▶ _To be done_
For each line of the data below that holds "Infrastructure", copy the line.

--- start Task material ---

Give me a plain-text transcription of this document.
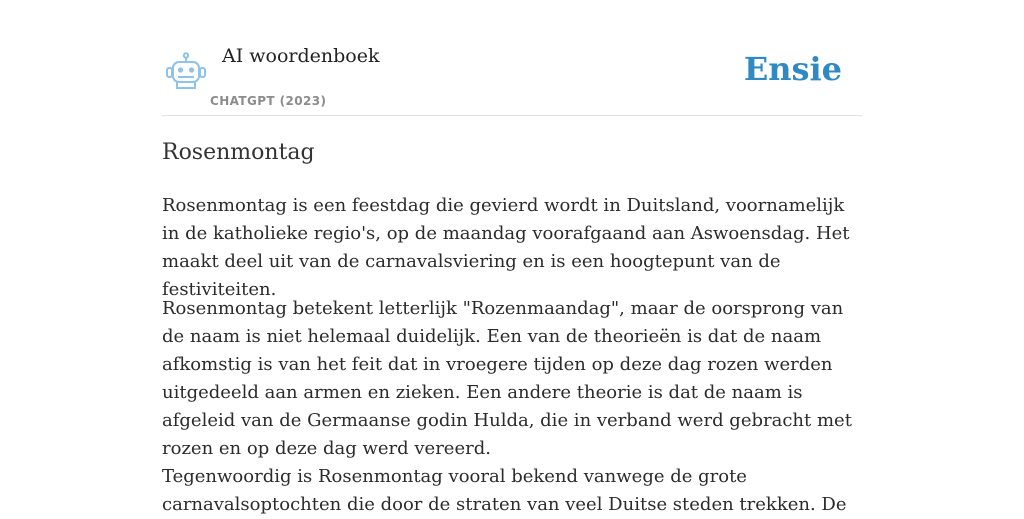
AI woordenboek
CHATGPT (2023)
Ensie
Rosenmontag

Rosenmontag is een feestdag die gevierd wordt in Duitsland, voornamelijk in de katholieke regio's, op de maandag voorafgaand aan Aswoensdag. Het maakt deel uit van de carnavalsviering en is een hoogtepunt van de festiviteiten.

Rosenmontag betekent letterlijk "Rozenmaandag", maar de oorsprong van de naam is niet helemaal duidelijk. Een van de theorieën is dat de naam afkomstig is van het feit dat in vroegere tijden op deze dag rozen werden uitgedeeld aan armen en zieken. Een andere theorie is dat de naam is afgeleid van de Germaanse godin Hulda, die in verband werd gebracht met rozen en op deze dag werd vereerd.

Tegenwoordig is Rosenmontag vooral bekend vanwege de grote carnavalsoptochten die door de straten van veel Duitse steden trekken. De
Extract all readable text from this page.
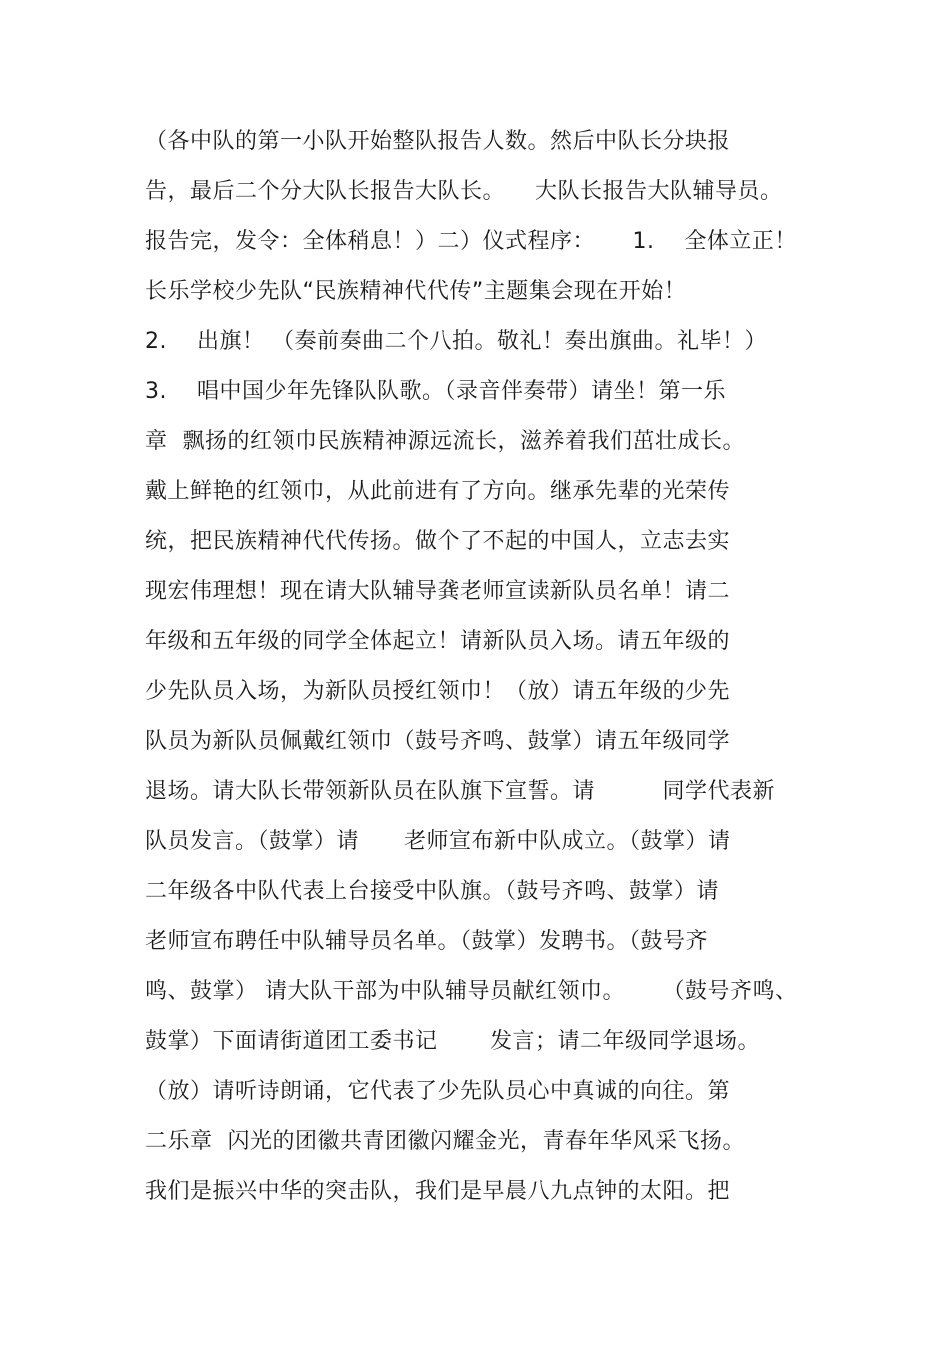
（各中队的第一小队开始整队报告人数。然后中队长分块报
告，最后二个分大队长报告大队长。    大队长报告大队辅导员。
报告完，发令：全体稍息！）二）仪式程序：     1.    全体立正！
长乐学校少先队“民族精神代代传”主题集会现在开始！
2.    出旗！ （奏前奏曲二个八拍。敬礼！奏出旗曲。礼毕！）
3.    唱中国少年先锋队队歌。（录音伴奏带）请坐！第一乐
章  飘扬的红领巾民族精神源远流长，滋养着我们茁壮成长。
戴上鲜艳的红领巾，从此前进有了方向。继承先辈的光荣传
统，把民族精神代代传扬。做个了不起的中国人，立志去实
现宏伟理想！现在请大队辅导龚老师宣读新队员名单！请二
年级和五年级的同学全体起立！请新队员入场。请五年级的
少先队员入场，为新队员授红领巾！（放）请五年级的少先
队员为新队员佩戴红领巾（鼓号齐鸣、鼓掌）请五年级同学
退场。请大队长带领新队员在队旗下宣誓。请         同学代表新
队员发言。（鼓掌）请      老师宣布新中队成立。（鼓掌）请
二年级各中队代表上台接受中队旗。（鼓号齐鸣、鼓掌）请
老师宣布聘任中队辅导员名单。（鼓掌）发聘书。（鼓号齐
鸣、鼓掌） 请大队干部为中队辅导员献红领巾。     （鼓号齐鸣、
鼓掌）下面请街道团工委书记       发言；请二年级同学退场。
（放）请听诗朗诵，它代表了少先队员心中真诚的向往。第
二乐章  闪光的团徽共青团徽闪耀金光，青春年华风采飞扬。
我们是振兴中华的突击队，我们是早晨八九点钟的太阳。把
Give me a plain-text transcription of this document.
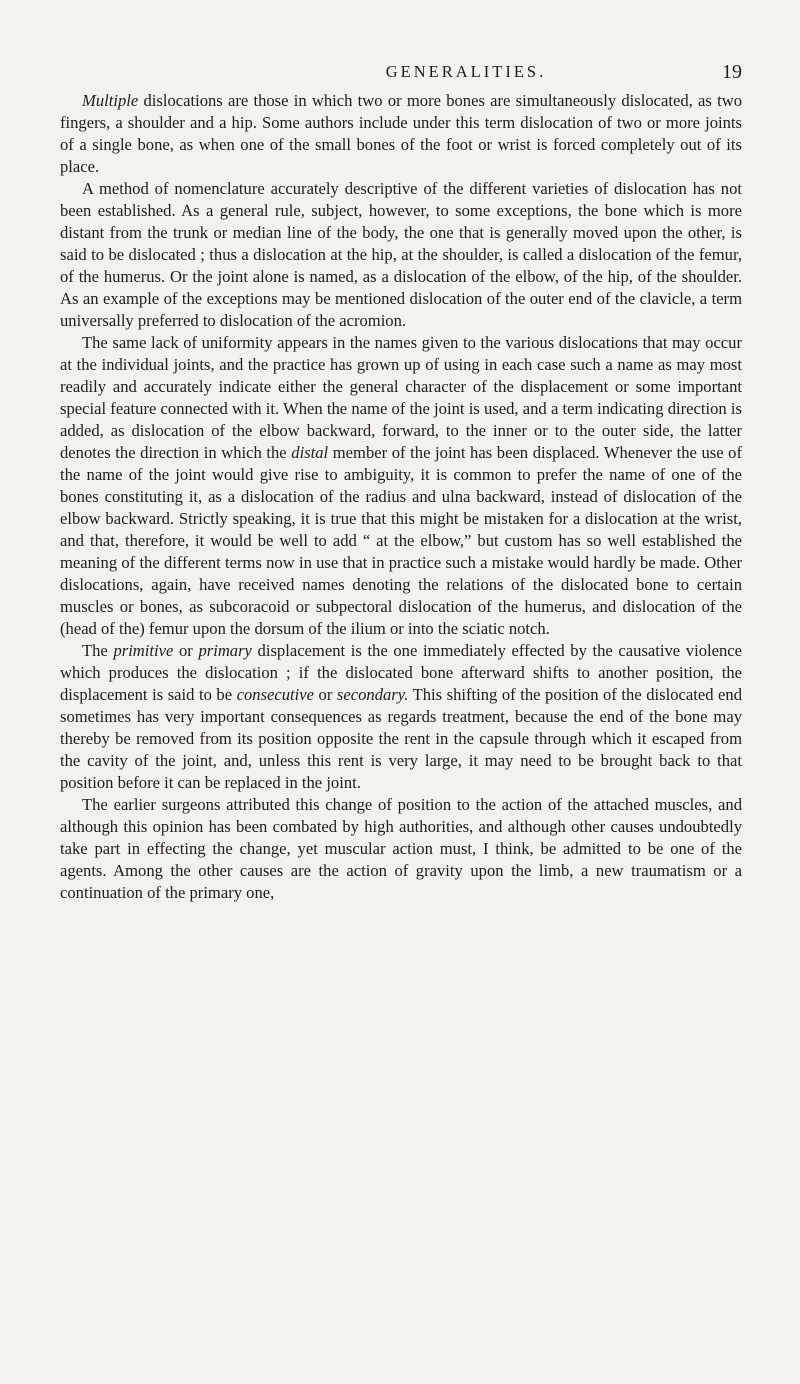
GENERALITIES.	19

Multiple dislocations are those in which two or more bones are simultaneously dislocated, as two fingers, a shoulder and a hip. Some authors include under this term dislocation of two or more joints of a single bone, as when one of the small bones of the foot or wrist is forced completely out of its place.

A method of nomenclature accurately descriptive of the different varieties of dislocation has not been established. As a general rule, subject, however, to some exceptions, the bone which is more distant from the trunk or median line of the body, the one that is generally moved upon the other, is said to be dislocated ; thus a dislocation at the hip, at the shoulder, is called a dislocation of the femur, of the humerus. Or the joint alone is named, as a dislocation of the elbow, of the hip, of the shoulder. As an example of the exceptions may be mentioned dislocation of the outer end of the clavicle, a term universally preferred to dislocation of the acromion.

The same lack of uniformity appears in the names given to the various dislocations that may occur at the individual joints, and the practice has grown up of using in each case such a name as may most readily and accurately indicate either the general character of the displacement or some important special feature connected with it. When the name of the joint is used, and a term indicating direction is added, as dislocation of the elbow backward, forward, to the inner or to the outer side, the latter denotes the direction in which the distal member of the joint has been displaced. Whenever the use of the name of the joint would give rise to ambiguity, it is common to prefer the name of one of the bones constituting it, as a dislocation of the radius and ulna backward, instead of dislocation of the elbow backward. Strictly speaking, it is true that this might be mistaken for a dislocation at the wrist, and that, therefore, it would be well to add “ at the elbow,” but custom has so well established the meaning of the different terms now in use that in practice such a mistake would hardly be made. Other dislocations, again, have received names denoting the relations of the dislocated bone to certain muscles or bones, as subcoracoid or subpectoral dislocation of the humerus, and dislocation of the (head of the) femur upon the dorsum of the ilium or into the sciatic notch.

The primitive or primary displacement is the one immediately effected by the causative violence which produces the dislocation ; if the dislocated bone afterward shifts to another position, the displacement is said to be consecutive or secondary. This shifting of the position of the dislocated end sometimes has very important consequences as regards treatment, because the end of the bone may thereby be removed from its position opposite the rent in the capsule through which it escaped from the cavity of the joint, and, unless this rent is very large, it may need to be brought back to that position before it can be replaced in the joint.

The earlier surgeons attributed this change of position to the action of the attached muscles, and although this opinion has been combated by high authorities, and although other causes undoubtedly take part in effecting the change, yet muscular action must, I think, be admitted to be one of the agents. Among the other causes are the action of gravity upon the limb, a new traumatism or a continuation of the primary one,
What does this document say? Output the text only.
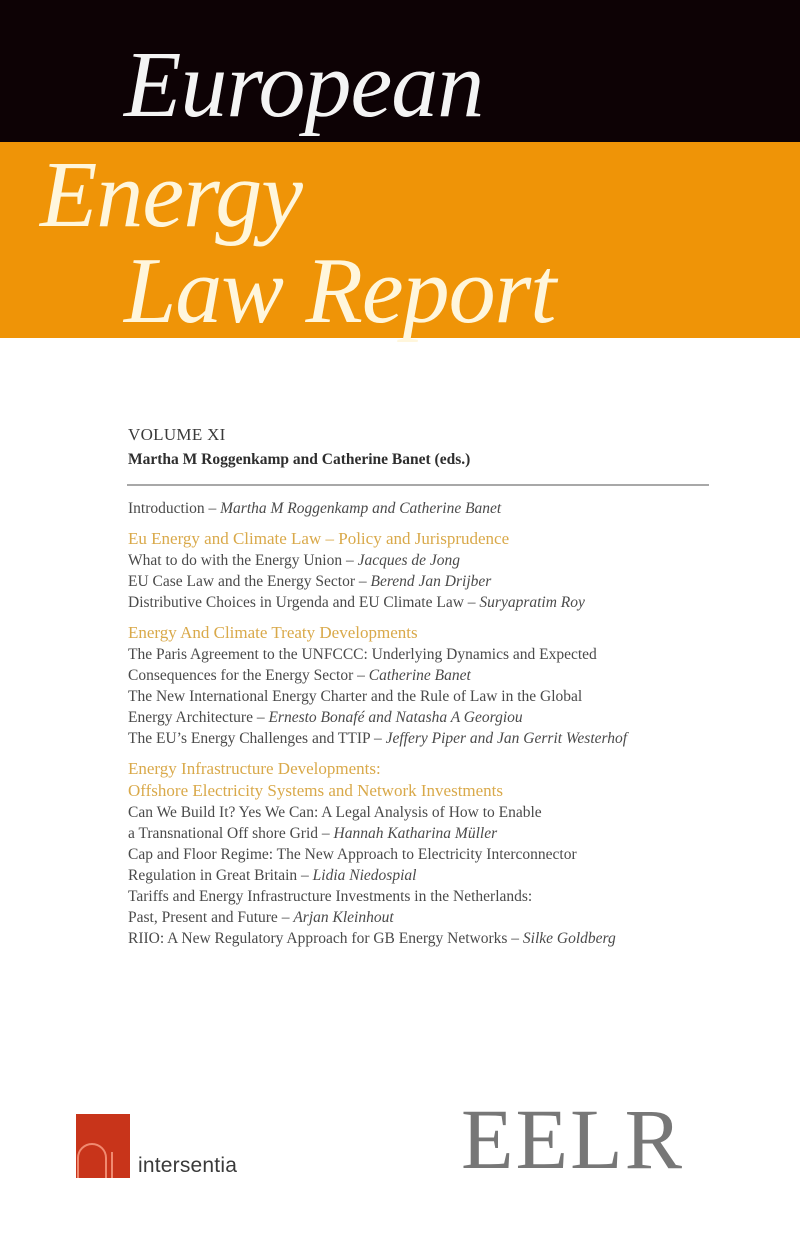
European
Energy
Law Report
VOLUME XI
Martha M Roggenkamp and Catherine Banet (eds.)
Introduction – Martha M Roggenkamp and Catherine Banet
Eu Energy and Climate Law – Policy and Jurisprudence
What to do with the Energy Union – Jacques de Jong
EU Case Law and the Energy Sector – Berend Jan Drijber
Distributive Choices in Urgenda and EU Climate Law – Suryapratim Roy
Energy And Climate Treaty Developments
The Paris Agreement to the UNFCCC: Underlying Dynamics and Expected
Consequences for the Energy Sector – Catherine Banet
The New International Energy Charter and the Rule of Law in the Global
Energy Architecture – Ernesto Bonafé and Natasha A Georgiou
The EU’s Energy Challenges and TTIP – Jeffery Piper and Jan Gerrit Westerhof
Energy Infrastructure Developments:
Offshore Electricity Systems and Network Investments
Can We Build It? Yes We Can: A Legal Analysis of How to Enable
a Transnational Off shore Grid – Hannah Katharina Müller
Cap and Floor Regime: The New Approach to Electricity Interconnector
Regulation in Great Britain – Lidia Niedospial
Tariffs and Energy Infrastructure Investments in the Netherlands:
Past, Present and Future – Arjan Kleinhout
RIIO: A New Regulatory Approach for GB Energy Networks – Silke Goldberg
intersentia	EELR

--- end Task material ---

▶ _Result below_
Energy Infrastructure Developments:
Tariffs and Energy Infrastructure Investments in the Netherlands:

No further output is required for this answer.